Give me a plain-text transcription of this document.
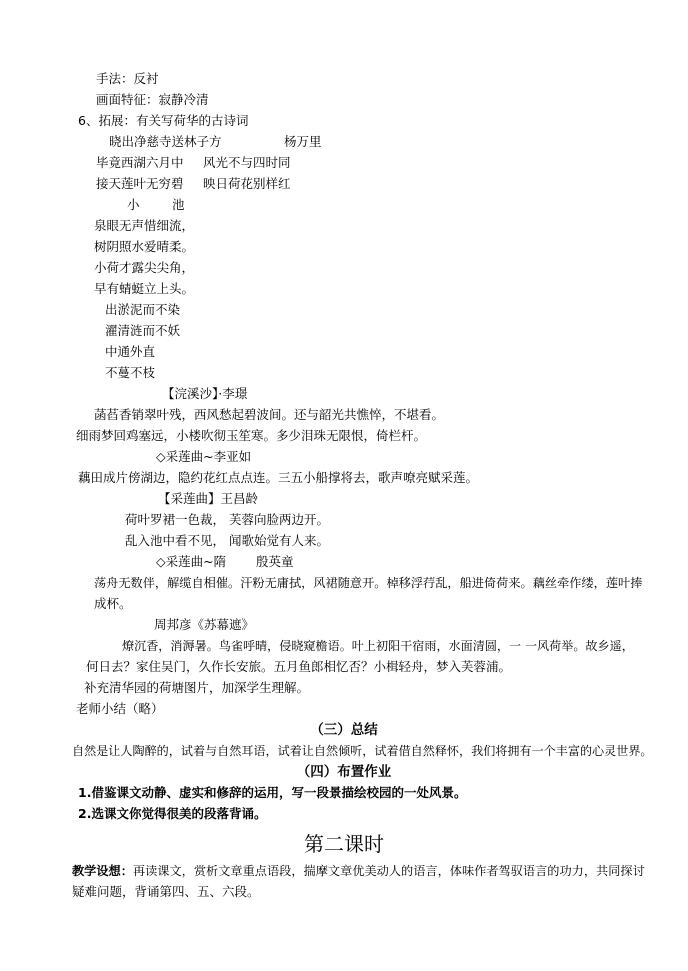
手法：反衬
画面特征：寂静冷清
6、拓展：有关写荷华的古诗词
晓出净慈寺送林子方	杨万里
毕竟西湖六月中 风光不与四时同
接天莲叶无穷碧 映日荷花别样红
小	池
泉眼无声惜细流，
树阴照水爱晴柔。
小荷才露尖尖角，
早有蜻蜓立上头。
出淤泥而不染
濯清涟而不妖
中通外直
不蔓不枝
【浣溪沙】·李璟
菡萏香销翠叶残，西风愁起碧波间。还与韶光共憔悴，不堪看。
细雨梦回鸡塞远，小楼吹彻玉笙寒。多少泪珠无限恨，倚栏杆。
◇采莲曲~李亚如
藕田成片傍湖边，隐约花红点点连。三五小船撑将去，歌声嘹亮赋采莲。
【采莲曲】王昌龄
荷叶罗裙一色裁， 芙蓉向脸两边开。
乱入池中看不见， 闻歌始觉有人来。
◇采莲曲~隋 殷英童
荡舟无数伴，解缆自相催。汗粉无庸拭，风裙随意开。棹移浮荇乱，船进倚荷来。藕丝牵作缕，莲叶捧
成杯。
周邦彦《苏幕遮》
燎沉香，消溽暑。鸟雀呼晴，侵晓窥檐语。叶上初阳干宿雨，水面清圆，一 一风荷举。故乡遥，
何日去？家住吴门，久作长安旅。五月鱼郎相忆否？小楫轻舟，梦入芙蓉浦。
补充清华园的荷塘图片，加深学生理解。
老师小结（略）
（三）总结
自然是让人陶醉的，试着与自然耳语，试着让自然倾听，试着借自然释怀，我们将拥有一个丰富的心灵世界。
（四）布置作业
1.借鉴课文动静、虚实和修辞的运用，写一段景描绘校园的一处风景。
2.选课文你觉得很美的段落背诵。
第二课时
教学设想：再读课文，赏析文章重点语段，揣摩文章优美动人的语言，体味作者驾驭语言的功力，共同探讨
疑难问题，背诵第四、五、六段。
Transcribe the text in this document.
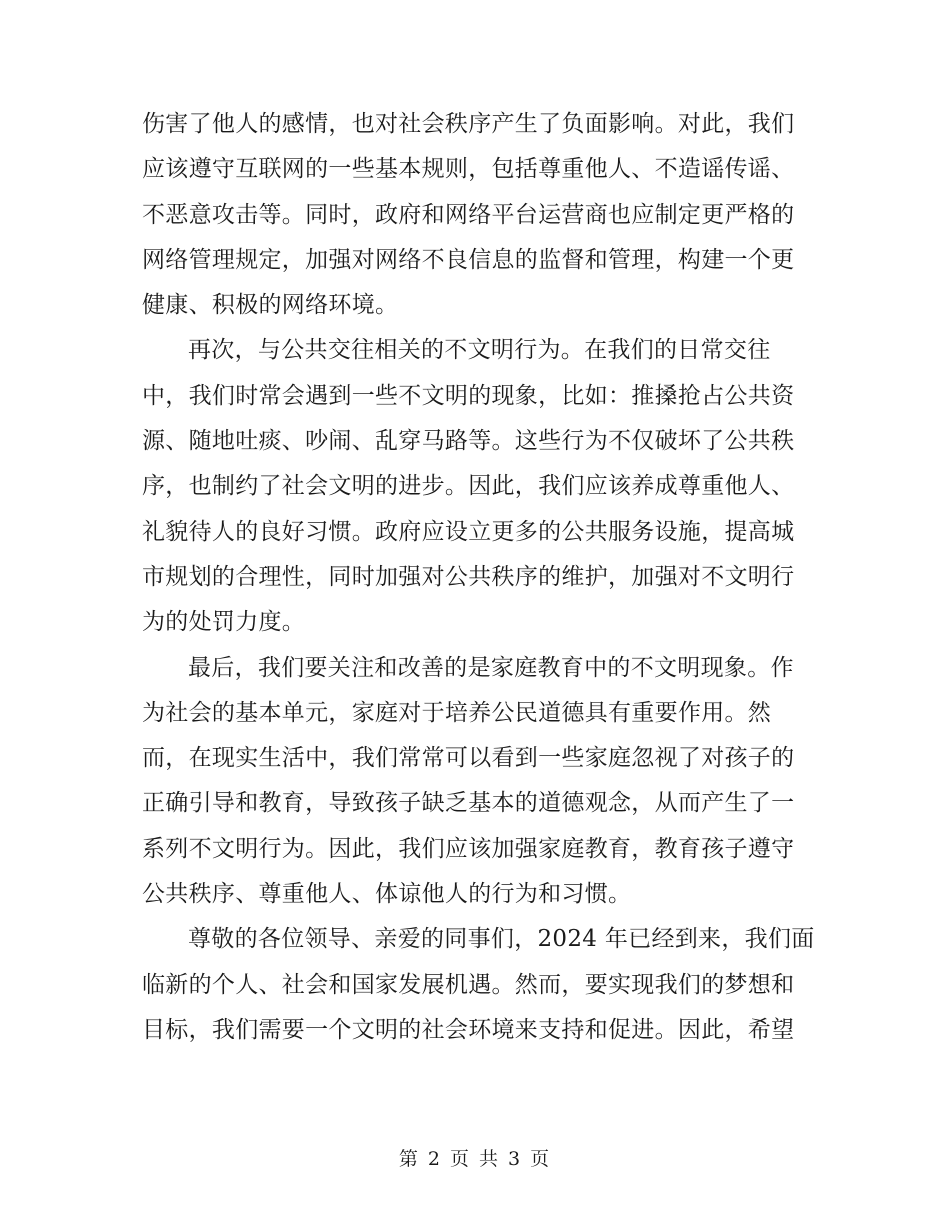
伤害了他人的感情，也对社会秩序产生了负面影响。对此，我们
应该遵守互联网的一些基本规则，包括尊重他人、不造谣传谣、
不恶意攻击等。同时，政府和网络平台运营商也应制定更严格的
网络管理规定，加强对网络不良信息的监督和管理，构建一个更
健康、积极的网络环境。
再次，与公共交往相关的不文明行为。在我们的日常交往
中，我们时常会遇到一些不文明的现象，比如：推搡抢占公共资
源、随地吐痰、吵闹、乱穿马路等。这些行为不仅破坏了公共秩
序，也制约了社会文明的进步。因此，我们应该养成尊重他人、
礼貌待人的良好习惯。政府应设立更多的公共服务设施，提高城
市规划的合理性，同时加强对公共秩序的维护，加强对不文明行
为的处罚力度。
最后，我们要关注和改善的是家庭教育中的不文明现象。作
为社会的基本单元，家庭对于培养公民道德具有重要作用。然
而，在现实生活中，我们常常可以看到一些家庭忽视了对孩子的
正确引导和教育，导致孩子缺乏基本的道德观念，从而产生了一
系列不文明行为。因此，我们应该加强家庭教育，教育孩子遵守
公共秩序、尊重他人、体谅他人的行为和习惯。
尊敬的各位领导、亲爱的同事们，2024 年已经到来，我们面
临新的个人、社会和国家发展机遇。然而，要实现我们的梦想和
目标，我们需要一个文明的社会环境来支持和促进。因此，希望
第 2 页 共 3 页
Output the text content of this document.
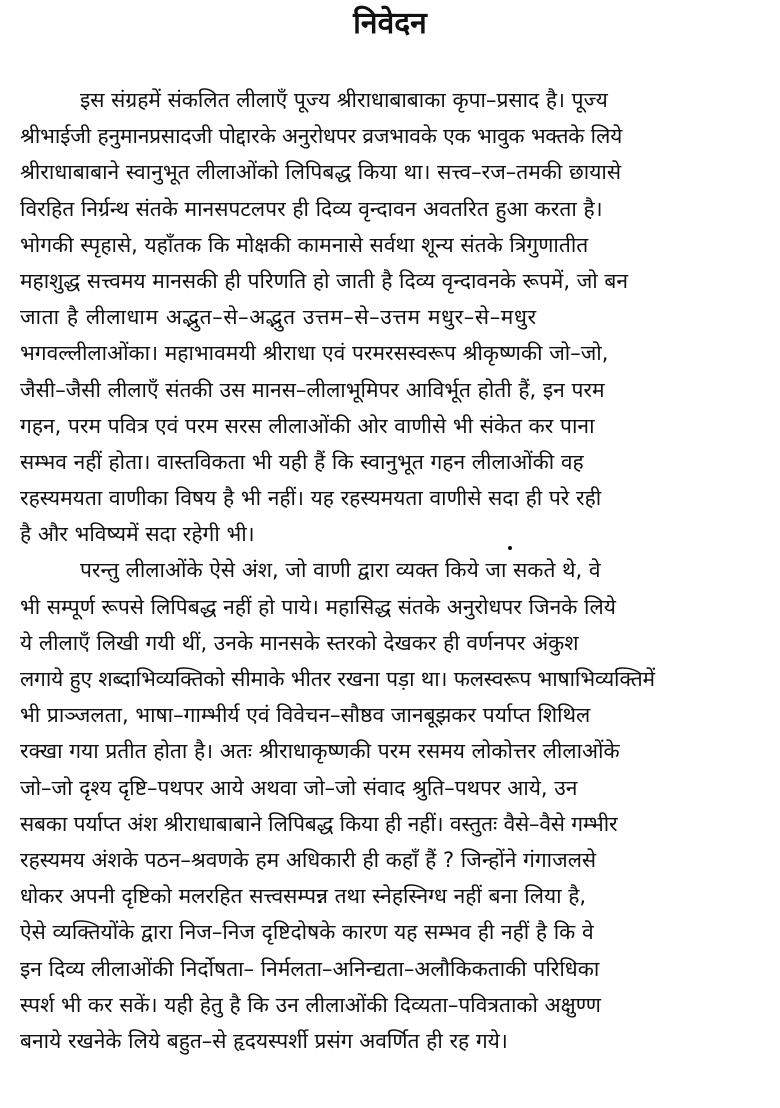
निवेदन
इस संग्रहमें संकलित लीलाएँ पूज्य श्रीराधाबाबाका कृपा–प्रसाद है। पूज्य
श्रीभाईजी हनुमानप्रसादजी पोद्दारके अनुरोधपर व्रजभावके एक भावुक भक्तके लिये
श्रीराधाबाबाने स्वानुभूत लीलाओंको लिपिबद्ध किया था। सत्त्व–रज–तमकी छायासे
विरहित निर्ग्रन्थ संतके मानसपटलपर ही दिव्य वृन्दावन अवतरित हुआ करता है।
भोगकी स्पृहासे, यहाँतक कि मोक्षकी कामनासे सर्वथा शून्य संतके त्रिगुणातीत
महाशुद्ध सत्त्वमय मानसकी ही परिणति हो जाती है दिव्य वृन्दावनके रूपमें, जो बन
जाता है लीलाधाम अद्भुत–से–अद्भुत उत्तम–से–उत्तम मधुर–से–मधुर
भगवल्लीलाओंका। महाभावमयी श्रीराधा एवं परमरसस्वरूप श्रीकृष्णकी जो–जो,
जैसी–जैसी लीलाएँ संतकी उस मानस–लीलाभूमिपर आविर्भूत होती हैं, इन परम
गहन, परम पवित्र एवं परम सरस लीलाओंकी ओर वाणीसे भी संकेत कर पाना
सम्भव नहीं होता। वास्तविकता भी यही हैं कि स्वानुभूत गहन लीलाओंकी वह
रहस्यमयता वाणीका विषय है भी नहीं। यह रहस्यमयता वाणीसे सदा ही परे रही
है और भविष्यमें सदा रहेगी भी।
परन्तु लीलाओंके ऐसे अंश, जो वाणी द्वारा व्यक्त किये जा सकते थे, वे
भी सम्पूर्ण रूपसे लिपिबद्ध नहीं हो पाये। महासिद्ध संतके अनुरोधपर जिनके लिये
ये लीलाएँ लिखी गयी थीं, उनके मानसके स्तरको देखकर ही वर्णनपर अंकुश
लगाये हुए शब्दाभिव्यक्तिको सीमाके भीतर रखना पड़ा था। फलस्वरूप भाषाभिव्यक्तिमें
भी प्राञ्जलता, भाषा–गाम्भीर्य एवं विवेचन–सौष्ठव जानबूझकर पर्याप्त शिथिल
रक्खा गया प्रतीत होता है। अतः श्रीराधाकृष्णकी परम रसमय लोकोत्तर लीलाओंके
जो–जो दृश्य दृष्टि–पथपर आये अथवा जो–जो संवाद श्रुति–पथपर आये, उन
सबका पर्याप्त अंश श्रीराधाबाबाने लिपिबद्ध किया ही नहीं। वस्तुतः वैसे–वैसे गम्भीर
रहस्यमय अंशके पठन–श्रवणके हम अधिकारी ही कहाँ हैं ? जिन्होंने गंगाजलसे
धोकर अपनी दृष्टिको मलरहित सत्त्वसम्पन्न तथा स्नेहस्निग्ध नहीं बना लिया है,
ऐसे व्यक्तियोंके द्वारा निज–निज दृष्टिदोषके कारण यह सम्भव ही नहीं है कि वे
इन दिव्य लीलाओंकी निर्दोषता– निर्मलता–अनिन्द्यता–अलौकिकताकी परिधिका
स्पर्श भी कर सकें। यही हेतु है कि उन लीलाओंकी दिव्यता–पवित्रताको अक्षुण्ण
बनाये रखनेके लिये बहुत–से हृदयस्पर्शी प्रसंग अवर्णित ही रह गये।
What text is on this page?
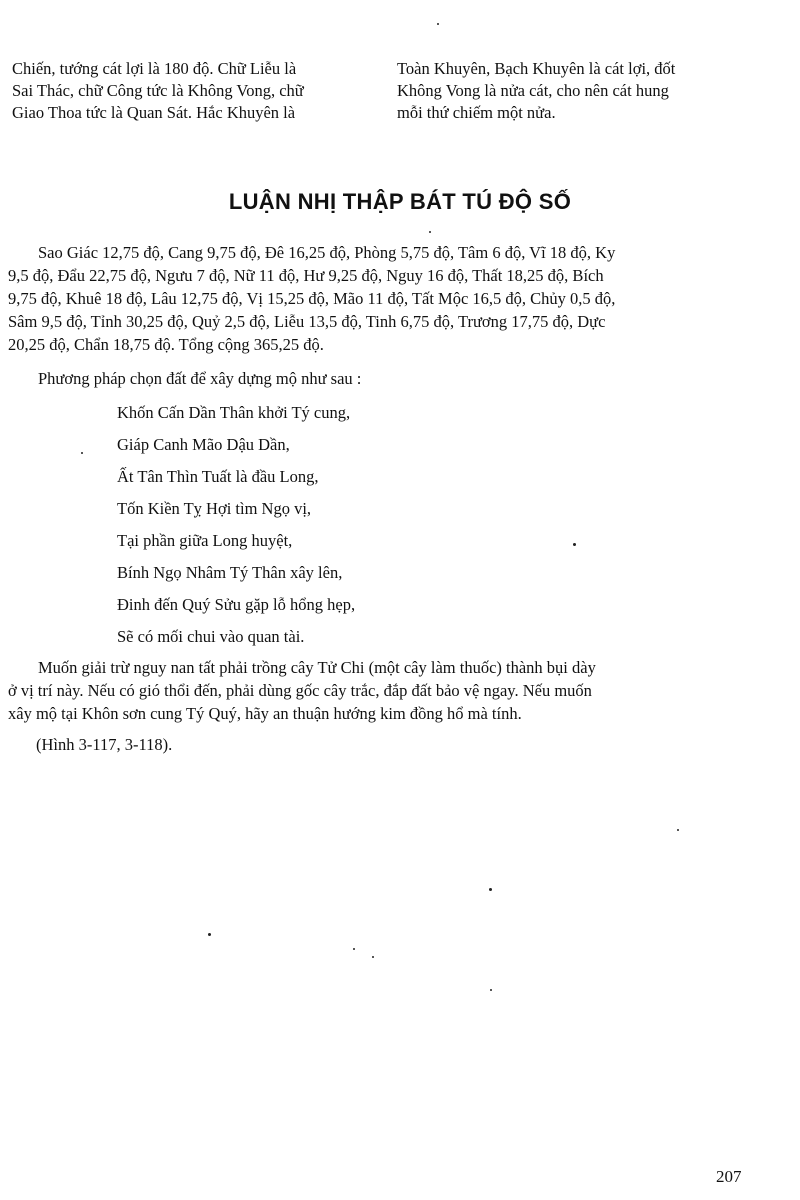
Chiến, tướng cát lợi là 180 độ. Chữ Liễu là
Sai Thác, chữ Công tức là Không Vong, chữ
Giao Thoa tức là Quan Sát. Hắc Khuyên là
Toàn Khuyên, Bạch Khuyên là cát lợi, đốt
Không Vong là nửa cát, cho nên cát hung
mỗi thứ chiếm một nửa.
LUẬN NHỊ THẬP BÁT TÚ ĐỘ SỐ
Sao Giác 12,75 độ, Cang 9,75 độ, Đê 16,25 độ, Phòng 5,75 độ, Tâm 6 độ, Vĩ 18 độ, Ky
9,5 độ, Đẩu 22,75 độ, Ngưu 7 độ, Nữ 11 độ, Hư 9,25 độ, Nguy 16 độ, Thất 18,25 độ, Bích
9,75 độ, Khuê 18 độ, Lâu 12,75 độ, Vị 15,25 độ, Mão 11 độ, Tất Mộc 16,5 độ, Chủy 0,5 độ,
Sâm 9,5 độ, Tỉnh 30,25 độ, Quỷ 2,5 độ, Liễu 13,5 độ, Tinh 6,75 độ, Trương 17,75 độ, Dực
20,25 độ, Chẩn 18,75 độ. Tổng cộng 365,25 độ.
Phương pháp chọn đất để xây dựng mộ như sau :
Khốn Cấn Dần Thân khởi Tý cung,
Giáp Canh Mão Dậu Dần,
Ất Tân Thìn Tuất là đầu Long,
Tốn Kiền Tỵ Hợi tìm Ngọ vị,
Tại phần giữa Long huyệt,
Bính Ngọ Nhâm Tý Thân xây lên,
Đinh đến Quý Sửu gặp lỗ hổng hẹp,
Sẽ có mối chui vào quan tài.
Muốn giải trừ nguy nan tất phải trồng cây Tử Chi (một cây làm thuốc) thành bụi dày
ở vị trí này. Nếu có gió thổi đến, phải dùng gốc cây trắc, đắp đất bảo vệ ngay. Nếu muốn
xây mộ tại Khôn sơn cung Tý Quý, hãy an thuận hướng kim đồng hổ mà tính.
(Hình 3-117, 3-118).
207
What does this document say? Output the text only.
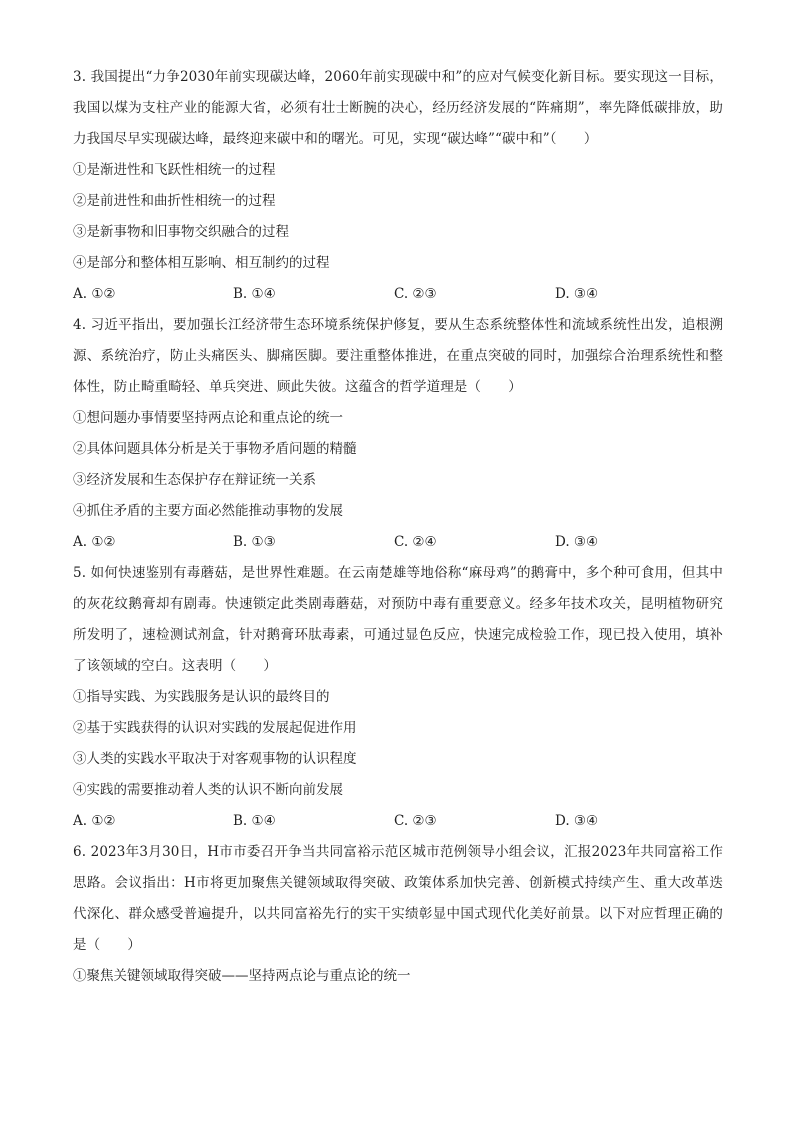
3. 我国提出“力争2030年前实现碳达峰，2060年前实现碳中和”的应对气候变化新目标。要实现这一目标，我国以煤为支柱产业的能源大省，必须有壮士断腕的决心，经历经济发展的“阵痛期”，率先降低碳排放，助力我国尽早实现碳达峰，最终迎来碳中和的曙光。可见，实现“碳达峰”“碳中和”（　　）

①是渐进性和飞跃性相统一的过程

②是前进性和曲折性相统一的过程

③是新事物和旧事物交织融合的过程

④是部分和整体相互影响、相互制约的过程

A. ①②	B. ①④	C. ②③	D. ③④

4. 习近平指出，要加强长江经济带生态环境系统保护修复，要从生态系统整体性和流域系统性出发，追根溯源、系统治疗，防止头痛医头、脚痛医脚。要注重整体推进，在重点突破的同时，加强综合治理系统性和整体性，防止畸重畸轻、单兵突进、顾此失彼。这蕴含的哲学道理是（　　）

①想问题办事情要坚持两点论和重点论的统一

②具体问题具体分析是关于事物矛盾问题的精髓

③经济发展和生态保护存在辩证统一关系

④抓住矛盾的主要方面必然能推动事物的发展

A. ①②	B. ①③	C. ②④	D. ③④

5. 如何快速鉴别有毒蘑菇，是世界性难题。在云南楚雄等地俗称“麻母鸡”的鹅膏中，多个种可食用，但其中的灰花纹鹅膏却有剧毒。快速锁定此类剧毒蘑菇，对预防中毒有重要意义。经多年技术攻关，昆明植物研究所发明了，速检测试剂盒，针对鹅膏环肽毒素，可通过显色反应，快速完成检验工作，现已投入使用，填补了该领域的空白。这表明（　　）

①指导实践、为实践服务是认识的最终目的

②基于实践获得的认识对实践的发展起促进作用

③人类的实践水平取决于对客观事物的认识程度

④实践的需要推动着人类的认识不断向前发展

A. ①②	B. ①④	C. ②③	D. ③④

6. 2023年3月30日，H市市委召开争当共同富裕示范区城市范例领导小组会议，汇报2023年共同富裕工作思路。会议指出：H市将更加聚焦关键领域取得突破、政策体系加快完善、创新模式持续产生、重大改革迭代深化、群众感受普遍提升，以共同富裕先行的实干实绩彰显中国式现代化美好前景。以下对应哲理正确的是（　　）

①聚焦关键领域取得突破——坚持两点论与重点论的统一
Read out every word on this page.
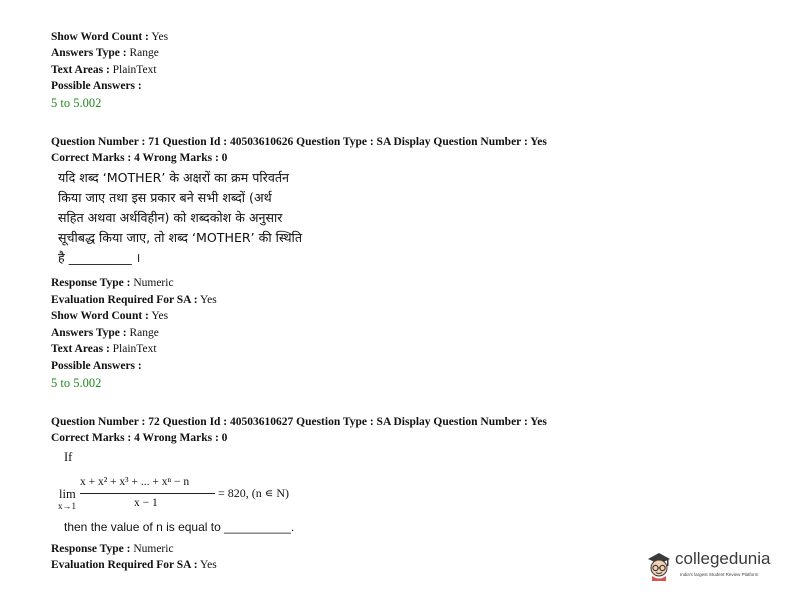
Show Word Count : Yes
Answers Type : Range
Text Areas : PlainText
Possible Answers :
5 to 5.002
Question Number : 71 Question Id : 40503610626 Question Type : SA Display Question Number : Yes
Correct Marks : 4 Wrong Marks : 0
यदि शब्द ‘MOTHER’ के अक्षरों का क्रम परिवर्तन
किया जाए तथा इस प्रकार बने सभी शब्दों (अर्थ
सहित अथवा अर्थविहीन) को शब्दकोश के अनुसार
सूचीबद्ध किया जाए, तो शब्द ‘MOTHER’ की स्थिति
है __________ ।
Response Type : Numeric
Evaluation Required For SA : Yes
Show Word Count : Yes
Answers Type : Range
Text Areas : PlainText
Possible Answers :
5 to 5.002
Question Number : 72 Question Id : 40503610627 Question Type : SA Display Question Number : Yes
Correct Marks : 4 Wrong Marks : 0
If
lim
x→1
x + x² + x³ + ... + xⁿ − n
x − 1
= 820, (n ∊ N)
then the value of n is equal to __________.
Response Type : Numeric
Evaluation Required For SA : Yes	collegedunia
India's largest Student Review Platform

• PROBLEM REQUIREMENTS:
Select all lines with the word "Output" from the entries above.

• ANSWER FOR THIS EXERCISE:
Output the text content of this document.
What does this document say? Output the text only.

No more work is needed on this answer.